Dataset extract -
****************************************
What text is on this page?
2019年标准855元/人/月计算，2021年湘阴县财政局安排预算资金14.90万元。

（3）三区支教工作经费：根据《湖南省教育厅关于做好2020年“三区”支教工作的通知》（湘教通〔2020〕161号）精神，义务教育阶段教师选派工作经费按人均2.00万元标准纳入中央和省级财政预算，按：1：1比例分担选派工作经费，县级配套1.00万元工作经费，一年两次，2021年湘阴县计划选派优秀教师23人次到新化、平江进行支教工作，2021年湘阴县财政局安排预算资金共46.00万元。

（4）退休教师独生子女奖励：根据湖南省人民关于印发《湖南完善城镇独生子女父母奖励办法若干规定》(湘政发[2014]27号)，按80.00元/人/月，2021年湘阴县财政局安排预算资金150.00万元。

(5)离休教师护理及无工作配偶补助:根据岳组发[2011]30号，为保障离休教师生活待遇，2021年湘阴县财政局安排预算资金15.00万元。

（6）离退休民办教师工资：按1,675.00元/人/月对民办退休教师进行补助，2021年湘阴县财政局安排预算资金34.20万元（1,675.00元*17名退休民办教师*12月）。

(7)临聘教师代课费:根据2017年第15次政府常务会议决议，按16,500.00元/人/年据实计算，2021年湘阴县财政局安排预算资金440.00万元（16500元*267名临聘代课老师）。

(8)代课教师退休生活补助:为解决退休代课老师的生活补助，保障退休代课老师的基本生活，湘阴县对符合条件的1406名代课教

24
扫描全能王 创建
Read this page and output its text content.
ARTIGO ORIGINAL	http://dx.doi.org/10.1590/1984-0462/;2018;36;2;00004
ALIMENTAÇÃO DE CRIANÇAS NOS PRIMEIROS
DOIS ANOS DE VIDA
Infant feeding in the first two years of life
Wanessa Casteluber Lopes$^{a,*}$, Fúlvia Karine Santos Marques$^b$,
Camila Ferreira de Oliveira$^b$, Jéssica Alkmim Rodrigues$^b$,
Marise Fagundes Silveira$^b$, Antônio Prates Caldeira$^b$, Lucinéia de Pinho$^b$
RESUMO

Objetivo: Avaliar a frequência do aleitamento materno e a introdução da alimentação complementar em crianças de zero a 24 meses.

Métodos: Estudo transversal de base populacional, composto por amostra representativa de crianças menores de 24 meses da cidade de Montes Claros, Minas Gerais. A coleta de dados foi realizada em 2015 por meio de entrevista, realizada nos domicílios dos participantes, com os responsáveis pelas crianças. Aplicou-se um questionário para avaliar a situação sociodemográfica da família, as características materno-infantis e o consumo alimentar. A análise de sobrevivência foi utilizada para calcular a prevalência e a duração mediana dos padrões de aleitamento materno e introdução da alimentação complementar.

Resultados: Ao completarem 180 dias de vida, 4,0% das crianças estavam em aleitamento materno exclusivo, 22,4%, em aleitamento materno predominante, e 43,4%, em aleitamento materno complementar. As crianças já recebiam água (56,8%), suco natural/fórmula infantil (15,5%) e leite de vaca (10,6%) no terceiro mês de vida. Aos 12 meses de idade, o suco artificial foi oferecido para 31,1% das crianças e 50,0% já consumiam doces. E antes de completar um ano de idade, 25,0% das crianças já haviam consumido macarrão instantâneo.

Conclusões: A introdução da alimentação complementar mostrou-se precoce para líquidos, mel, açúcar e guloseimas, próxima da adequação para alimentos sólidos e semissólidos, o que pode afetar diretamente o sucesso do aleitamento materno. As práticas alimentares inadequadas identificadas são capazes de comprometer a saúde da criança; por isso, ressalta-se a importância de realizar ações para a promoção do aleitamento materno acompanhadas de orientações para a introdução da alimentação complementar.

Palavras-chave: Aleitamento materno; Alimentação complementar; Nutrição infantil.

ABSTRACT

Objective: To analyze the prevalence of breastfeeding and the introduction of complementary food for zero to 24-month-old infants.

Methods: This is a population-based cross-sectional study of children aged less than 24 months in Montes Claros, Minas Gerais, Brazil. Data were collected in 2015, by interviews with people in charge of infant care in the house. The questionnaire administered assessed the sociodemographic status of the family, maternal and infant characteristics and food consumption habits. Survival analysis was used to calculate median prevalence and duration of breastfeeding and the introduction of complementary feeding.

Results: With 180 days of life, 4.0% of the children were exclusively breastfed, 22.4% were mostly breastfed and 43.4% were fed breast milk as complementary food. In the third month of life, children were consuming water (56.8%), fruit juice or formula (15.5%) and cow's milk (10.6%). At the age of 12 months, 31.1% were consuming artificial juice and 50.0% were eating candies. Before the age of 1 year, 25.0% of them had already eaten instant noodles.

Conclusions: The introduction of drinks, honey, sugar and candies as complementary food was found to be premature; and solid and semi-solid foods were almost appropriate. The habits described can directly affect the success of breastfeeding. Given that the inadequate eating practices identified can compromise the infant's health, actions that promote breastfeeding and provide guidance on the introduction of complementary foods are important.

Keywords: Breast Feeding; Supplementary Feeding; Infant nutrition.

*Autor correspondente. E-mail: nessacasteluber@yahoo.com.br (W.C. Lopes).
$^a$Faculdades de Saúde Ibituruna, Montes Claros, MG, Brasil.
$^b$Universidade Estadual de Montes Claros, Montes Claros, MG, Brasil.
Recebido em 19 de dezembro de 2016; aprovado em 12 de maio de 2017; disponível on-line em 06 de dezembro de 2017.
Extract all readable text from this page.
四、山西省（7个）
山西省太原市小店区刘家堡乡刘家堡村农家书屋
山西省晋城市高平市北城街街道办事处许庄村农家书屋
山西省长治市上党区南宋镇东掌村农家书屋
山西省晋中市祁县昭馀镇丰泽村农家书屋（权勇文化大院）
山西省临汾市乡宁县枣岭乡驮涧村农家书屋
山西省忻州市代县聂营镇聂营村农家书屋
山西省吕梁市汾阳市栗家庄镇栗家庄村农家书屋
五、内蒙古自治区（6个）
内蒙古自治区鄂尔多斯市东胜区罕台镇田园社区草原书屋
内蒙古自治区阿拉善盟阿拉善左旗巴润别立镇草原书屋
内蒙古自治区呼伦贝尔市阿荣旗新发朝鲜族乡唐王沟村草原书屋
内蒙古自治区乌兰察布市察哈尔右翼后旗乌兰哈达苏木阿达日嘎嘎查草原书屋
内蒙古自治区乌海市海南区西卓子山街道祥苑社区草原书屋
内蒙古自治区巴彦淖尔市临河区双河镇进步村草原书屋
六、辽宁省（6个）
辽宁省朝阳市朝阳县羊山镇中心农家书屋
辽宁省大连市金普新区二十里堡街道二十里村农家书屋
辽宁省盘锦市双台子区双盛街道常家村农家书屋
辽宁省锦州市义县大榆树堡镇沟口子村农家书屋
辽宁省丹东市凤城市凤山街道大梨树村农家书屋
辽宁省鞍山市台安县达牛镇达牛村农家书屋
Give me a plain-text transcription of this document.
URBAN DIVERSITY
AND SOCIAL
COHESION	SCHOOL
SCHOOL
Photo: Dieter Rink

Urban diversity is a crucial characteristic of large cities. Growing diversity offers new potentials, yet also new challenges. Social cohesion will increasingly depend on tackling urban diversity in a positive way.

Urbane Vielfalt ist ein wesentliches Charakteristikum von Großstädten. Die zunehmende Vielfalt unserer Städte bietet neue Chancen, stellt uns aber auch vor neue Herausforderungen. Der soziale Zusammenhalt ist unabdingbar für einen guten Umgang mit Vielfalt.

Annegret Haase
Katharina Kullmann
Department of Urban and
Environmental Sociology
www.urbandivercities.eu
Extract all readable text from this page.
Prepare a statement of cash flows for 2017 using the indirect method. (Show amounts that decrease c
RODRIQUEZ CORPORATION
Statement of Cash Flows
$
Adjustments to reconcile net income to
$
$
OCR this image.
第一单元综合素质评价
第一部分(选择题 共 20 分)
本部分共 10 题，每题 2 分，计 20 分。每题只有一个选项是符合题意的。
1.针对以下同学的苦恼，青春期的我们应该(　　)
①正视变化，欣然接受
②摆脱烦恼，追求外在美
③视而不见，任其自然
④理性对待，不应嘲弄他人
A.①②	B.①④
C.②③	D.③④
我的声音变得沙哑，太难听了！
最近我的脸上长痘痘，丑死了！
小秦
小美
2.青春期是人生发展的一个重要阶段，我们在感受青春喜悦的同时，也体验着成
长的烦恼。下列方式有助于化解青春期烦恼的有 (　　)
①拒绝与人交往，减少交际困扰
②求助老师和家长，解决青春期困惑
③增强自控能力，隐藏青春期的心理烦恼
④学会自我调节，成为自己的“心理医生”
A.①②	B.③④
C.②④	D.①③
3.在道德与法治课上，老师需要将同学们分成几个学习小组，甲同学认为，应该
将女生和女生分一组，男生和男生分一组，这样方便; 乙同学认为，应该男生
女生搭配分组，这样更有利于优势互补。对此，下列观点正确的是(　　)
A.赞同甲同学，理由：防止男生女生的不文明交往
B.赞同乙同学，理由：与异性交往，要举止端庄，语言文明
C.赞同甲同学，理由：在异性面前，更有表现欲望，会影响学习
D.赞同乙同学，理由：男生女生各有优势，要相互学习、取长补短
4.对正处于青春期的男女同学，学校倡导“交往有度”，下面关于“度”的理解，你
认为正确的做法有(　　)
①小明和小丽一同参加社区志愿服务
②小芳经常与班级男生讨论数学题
****************************************
From the data above, copy each line where the string "Brasil" appears.

$^a$Faculdades de Saúde Ibituruna, Montes Claros, MG, Brasil.
$^b$Universidade Estadual de Montes Claros, Montes Claros, MG, Brasil.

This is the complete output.